Stored data
☆ ☆ ☆ ☆ ☆ ☆ ☆
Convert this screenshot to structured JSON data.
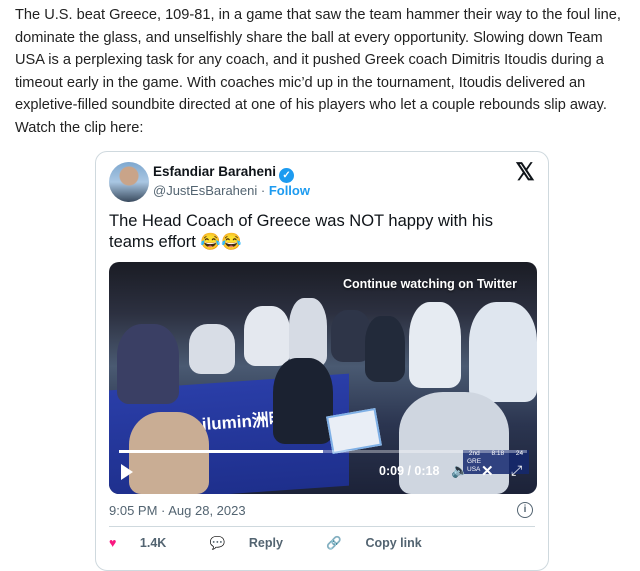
{
  "article": {
    "paragraph": "The U.S. beat Greece, 109-81, in a game that saw the team hammer their way to the foul line, dominate the glass, and unselfishly share the ball at every opportunity. Slowing down Team USA is a perplexing task for any coach, and it pushed Greek coach Dimitris Itoudis during a timeout early in the game. With coaches mic’d up in the tournament, Itoudis delivered an expletive-filled soundbite directed at one of his players who let a couple rebounds slip away. Watch the clip here:"
  },
  "tweet": {
    "author_name": "Esfandiar Baraheni",
    "handle": "@JustEsBaraheni",
    "separator": " · ",
    "follow_label": "Follow",
    "x_logo": "𝕏",
    "text": "The Head Coach of Greece was NOT happy with his teams effort 😂😂",
    "video": {
      "continue_label": "Continue watching on Twitter",
      "time": "0:09 / 0:18",
      "progress": 0.5,
      "banner_text": "Unilumin洲明",
      "scorebug": {
        "period": "2nd",
        "clock": "8:18",
        "shot": "24",
        "team1": "GRE",
        "team2": "USA"
      }
    },
    "timestamp": "9:05 PM · Aug 28, 2023",
    "actions": {
      "likes": "1.4K",
      "reply": "Reply",
      "copy": "Copy link"
    },
    "colors": {
      "accent": "#1d9bf0",
      "heart": "#f91880"
    },
    "icons": [
      "verified-badge-icon",
      "x-logo-icon",
      "play-icon",
      "volume-icon",
      "fullscreen-icon",
      "info-icon",
      "heart-icon",
      "reply-icon",
      "link-icon"
    ]
  }
}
☆ ☆ ☆ ☆ ☆ ☆ ☆
• [Problem statement] Repeat every record precisely. Any picture among them stays out of the copy.

• [Answer in full]
Convert this screenshot to structured JSON data.
{
  "article": {
    "paragraph": "The U.S. beat Greece, 109-81, in a game that saw the team hammer their way to the foul line, dominate the glass, and unselfishly share the ball at every opportunity. Slowing down Team USA is a perplexing task for any coach, and it pushed Greek coach Dimitris Itoudis during a timeout early in the game. With coaches mic’d up in the tournament, Itoudis delivered an expletive-filled soundbite directed at one of his players who let a couple rebounds slip away. Watch the clip here:"
  },
  "tweet": {
    "author_name": "Esfandiar Baraheni",
    "handle": "@JustEsBaraheni",
    "separator": " · ",
    "follow_label": "Follow",
    "x_logo": "𝕏",
    "text": "The Head Coach of Greece was NOT happy with his teams effort 😂😂",
    "video": {
      "continue_label": "Continue watching on Twitter",
      "time": "0:09 / 0:18",
      "progress": 0.5,
      "banner_text": "Unilumin洲明",
      "scorebug": {
        "period": "2nd",
        "clock": "8:18",
        "shot": "24",
        "team1": "GRE",
        "team2": "USA"
      }
    },
    "timestamp": "9:05 PM · Aug 28, 2023",
    "actions": {
      "likes": "1.4K",
      "reply": "Reply",
      "copy": "Copy link"
    },
    "colors": {
      "accent": "#1d9bf0",
      "heart": "#f91880"
    },
    "icons": [
      "verified-badge-icon",
      "x-logo-icon",
      "play-icon",
      "volume-icon",
      "fullscreen-icon",
      "info-icon",
      "heart-icon",
      "reply-icon",
      "link-icon"
    ]
  }
}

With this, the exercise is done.